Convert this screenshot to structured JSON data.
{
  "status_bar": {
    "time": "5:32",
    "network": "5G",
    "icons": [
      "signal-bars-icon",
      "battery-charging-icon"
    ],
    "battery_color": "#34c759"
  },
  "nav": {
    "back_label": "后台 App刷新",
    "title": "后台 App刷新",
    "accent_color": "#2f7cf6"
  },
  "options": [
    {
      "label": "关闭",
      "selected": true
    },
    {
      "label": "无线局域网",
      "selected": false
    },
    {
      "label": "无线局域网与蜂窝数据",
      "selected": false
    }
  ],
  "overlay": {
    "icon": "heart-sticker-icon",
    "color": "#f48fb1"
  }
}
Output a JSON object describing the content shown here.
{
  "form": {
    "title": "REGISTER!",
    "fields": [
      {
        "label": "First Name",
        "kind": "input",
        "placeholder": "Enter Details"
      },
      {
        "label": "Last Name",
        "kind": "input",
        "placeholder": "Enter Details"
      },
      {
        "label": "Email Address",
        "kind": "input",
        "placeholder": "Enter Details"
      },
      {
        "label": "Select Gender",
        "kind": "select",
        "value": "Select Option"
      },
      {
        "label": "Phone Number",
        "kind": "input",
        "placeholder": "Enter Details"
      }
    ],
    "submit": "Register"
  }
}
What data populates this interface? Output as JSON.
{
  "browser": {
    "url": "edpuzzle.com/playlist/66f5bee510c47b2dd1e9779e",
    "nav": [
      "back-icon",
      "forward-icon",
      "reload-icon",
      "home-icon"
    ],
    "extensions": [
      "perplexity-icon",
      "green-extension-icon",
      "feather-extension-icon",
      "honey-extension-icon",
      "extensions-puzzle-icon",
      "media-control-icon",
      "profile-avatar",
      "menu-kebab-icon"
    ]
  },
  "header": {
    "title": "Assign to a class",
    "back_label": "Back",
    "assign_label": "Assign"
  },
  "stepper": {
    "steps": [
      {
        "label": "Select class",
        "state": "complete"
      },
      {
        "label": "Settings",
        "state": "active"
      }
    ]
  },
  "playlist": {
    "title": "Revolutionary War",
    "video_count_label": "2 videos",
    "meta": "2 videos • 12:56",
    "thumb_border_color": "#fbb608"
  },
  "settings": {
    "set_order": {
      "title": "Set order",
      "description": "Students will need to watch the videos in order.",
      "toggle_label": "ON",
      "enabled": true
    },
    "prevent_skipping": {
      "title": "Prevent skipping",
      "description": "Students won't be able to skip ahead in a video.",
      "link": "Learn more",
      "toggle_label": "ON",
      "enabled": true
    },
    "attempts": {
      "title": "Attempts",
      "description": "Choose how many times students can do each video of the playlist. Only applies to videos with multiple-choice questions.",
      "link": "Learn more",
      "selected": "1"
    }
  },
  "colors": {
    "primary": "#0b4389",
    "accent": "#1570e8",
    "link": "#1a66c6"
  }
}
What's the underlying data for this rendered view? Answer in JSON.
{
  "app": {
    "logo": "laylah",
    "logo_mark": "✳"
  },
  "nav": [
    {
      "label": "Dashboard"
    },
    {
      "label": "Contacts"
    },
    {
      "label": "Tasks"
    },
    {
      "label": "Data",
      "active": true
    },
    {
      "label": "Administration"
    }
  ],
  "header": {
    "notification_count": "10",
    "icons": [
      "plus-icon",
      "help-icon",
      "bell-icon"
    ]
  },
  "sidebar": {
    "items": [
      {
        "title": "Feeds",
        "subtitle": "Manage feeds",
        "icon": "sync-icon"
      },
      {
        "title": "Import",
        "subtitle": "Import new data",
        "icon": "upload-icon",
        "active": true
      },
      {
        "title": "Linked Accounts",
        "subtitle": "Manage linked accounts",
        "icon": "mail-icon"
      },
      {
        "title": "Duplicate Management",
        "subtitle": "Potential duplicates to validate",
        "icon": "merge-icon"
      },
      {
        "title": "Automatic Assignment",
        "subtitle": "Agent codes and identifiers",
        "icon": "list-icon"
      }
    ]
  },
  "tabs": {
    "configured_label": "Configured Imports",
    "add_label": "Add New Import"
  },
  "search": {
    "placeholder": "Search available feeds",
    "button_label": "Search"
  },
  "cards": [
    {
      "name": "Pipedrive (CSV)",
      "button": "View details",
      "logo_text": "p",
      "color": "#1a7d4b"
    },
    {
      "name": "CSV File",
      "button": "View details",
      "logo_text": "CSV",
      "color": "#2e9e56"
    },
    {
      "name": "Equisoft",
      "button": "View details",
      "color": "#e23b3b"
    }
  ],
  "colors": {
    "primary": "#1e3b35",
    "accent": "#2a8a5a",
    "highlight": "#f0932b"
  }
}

###

PROBLEM STATEMENT> Find the word "subtitle" in the records and pull out each line that has it.

CORRECT RESPONSE>
        "subtitle": "Manage feeds",
        "subtitle": "Import new data",
        "subtitle": "Manage linked accounts",
        "subtitle": "Potential duplicates to validate",
        "subtitle": "Agent codes and identifiers",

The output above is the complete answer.